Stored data
:::::
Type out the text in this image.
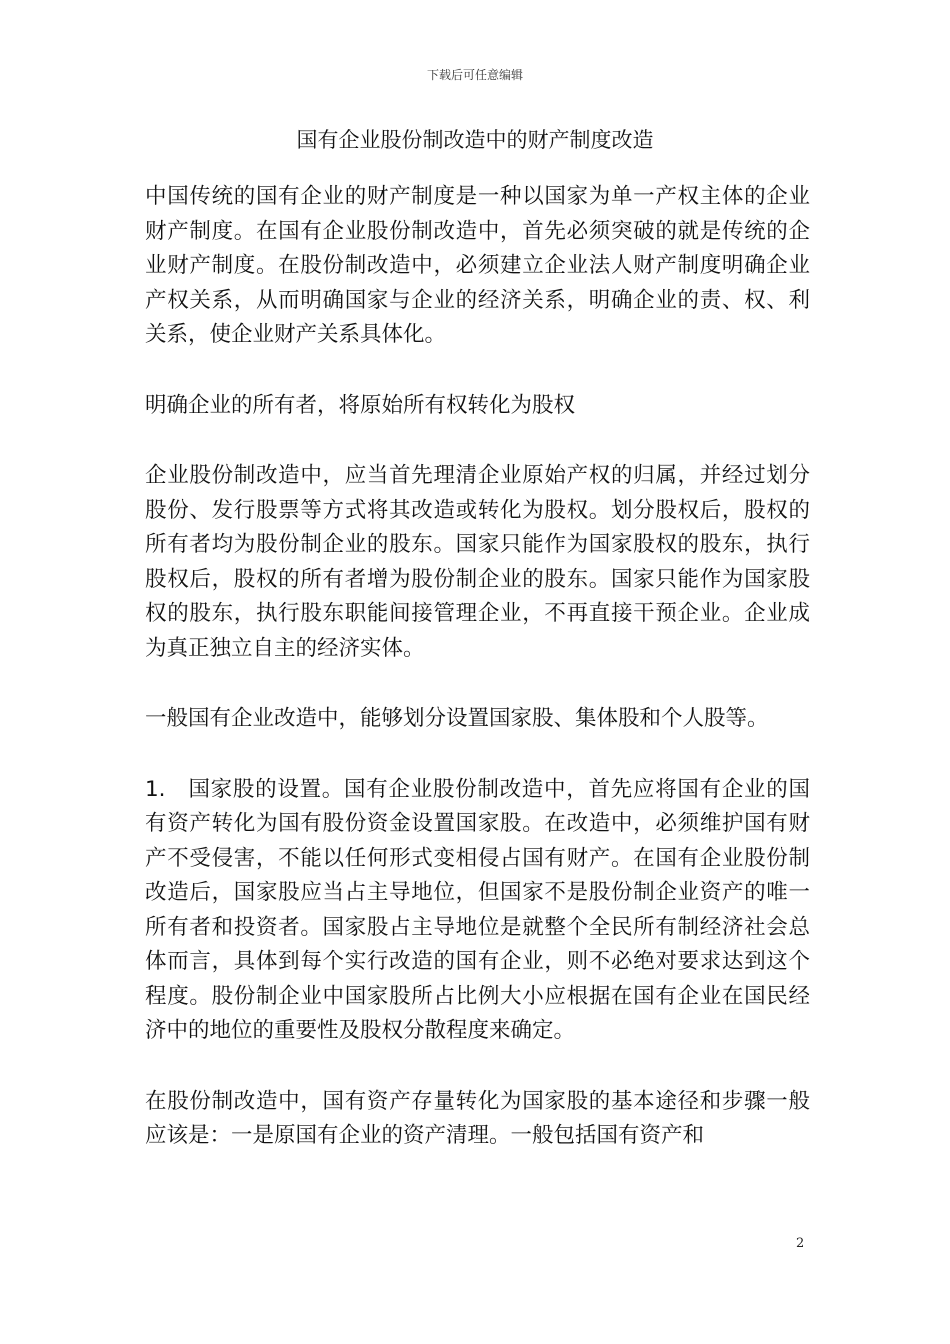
下载后可任意编辑
国有企业股份制改造中的财产制度改造

中国传统的国有企业的财产制度是一种以国家为单一产权主体的企业财产制度。在国有企业股份制改造中，首先必须突破的就是传统的企业财产制度。在股份制改造中，必须建立企业法人财产制度明确企业产权关系，从而明确国家与企业的经济关系，明确企业的责、权、利关系，使企业财产关系具体化。

明确企业的所有者，将原始所有权转化为股权

企业股份制改造中，应当首先理清企业原始产权的归属，并经过划分股份、发行股票等方式将其改造或转化为股权。划分股权后，股权的所有者均为股份制企业的股东。国家只能作为国家股权的股东，执行股权后，股权的所有者增为股份制企业的股东。国家只能作为国家股权的股东，执行股东职能间接管理企业，不再直接干预企业。企业成为真正独立自主的经济实体。

一般国有企业改造中，能够划分设置国家股、集体股和个人股等。

1.　国家股的设置。国有企业股份制改造中，首先应将国有企业的国有资产转化为国有股份资金设置国家股。在改造中，必须维护国有财产不受侵害，不能以任何形式变相侵占国有财产。在国有企业股份制改造后，国家股应当占主导地位，但国家不是股份制企业资产的唯一所有者和投资者。国家股占主导地位是就整个全民所有制经济社会总体而言，具体到每个实行改造的国有企业，则不必绝对要求达到这个程度。股份制企业中国家股所占比例大小应根据在国有企业在国民经济中的地位的重要性及股权分散程度来确定。

在股份制改造中，国有资产存量转化为国家股的基本途径和步骤一般应该是：一是原国有企业的资产清理。一般包括国有资产和

2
:::::
INSTRUCTIONS TO FOLLOW
Leave the pictures out and write out every entry exactly as given.

RESPONSE TO THE TASK
Type out the text in this image.
下载后可任意编辑
国有企业股份制改造中的财产制度改造

中国传统的国有企业的财产制度是一种以国家为单一产权主体的企业财产制度。在国有企业股份制改造中，首先必须突破的就是传统的企业财产制度。在股份制改造中，必须建立企业法人财产制度明确企业产权关系，从而明确国家与企业的经济关系，明确企业的责、权、利关系，使企业财产关系具体化。

明确企业的所有者，将原始所有权转化为股权

企业股份制改造中，应当首先理清企业原始产权的归属，并经过划分股份、发行股票等方式将其改造或转化为股权。划分股权后，股权的所有者均为股份制企业的股东。国家只能作为国家股权的股东，执行股权后，股权的所有者增为股份制企业的股东。国家只能作为国家股权的股东，执行股东职能间接管理企业，不再直接干预企业。企业成为真正独立自主的经济实体。

一般国有企业改造中，能够划分设置国家股、集体股和个人股等。

1.　国家股的设置。国有企业股份制改造中，首先应将国有企业的国有资产转化为国有股份资金设置国家股。在改造中，必须维护国有财产不受侵害，不能以任何形式变相侵占国有财产。在国有企业股份制改造后，国家股应当占主导地位，但国家不是股份制企业资产的唯一所有者和投资者。国家股占主导地位是就整个全民所有制经济社会总体而言，具体到每个实行改造的国有企业，则不必绝对要求达到这个程度。股份制企业中国家股所占比例大小应根据在国有企业在国民经济中的地位的重要性及股权分散程度来确定。

在股份制改造中，国有资产存量转化为国家股的基本途径和步骤一般应该是：一是原国有企业的资产清理。一般包括国有资产和

2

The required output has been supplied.